**Direction:**
Look below. Copy each line that has "this" in it.
━━━ Given data ━━━
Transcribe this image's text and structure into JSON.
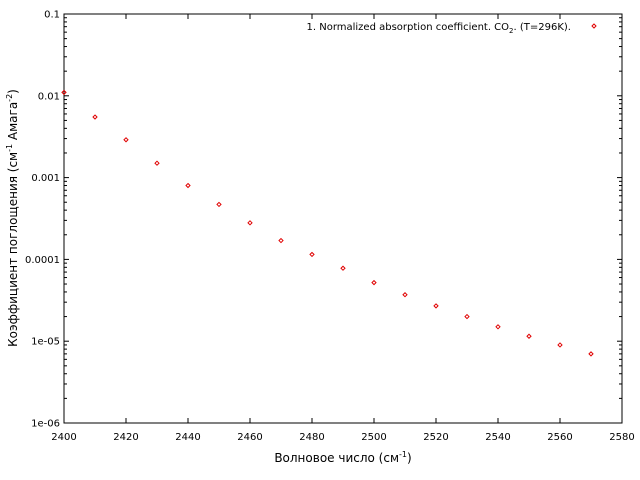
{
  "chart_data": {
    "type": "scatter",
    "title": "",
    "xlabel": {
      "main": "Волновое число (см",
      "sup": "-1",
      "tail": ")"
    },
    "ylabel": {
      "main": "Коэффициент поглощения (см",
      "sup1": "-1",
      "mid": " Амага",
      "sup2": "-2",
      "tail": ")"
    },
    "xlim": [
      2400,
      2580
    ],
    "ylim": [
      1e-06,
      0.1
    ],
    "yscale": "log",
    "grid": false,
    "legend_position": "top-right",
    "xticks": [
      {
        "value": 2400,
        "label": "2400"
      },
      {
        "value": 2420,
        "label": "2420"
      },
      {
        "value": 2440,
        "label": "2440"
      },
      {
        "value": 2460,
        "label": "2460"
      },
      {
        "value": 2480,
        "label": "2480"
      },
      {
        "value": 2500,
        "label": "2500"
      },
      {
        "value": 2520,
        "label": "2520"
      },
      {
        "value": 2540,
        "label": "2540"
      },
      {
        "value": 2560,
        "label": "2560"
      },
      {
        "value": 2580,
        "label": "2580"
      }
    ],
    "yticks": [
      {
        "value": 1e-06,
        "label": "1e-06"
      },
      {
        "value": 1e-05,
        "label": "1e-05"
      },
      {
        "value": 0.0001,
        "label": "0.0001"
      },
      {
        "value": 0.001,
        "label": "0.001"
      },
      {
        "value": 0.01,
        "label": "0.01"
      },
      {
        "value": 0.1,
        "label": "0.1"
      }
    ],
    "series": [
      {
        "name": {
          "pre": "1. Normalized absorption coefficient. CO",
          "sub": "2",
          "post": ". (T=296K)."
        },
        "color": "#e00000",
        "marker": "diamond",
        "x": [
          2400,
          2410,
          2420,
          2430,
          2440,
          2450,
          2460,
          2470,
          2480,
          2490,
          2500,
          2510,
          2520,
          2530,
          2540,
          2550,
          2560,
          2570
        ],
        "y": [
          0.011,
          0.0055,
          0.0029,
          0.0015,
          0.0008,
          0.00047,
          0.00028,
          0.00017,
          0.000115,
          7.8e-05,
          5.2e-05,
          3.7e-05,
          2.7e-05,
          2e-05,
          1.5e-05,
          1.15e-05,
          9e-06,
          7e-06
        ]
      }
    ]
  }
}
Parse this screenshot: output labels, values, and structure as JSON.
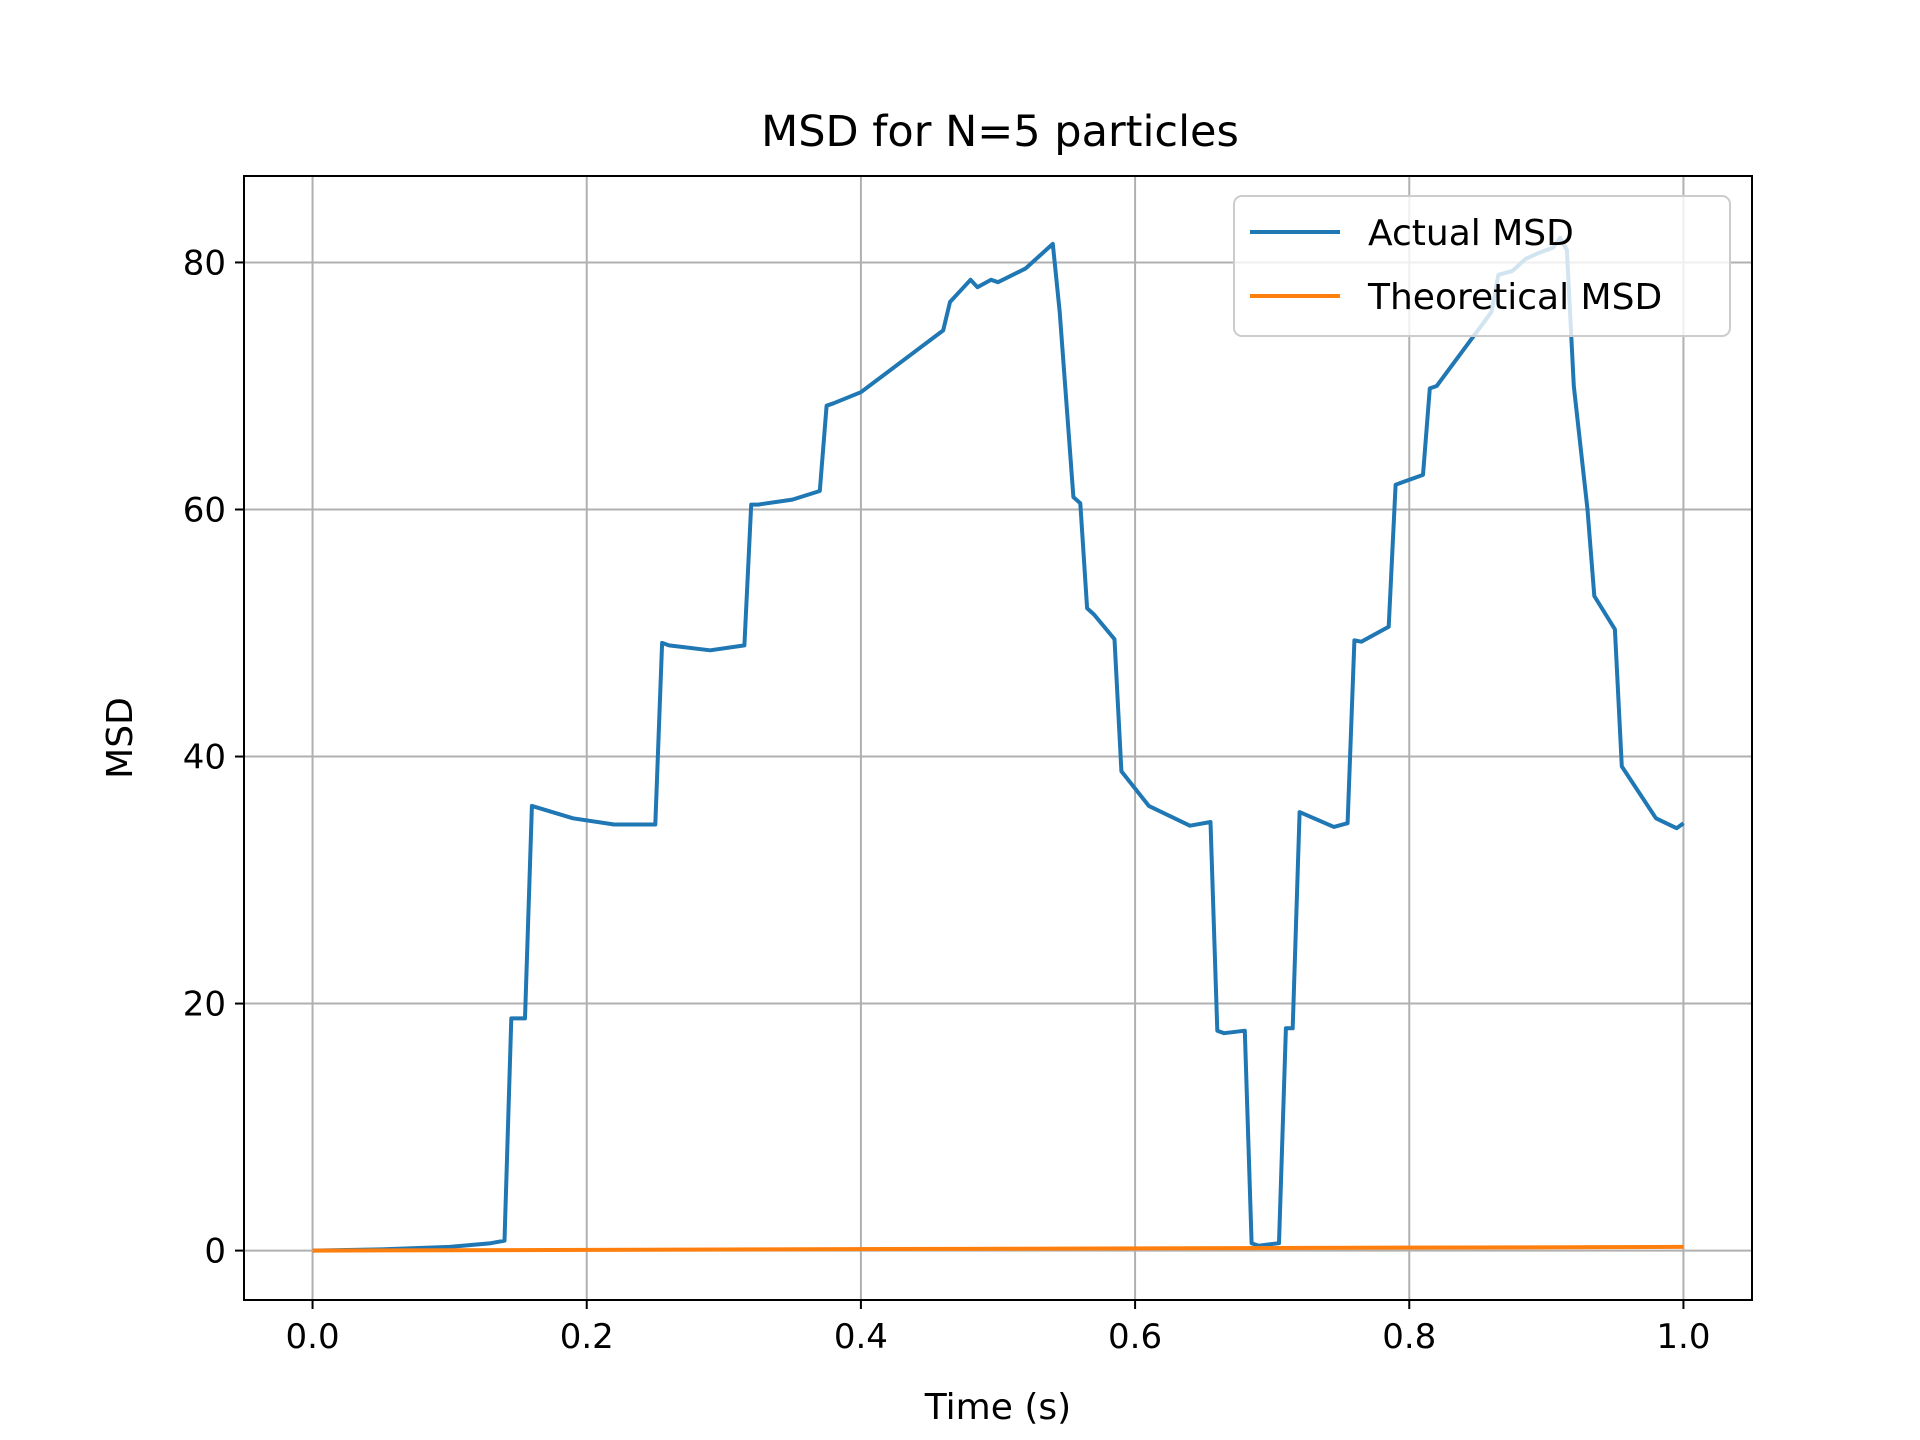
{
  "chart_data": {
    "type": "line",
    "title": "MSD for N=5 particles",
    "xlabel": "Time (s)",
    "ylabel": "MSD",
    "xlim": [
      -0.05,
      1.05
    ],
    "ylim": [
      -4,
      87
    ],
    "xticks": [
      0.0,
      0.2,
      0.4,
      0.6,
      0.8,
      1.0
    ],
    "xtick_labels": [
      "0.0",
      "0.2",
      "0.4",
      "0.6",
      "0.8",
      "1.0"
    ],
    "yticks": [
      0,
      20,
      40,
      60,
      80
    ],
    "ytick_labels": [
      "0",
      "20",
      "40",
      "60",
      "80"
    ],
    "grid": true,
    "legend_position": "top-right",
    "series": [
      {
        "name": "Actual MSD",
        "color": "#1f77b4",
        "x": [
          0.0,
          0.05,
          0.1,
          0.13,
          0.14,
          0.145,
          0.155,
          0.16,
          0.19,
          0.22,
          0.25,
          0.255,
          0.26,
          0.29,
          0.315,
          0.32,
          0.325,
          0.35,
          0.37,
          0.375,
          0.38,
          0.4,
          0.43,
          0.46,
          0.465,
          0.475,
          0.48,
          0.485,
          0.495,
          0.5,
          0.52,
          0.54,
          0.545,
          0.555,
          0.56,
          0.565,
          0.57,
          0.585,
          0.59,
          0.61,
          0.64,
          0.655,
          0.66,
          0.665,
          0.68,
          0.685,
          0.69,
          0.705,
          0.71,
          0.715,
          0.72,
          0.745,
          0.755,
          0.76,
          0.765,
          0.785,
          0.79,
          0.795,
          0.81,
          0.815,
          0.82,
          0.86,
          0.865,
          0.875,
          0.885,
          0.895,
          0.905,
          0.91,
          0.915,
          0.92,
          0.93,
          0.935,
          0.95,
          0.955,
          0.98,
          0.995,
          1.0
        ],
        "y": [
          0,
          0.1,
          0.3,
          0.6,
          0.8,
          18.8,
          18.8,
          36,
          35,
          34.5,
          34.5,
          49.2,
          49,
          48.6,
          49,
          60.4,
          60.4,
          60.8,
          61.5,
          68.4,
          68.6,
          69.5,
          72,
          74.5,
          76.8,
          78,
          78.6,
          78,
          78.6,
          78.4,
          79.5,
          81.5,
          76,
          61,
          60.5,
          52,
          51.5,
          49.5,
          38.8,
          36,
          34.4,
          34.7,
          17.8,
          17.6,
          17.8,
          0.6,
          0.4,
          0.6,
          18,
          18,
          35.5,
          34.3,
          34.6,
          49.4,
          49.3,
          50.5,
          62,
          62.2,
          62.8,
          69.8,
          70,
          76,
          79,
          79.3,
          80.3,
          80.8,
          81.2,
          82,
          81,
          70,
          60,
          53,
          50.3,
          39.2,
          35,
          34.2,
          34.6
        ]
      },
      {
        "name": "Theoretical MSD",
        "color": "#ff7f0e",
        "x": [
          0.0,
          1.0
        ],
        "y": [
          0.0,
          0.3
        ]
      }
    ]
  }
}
━━━
━━━ Given data ━━━
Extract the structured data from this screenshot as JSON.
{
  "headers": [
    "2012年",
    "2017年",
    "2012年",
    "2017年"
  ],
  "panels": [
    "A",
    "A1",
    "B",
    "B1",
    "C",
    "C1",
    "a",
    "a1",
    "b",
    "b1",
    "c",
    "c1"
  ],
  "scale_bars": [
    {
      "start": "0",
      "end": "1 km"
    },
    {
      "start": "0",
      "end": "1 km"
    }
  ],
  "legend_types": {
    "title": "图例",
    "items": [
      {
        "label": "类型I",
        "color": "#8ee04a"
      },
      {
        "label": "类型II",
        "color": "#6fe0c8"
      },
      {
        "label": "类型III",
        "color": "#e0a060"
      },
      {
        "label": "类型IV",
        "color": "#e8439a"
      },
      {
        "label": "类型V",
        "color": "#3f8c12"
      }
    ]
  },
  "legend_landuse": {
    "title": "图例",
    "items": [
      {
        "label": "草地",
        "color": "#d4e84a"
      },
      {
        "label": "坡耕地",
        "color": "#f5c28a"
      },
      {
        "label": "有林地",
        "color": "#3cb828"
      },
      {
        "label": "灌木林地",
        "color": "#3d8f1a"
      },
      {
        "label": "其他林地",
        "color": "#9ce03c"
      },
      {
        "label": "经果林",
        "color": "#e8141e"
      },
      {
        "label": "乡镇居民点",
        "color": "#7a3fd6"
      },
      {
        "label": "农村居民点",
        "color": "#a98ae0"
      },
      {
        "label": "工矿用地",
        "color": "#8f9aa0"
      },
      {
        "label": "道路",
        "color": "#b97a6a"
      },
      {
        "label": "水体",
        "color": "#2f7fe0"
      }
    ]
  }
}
━━━
**Solution:**
Transcribe this image's text and structure into JSON.
Parse this screenshot: output labels, values, and structure as JSON.
Extract the structured data from this screenshot as JSON.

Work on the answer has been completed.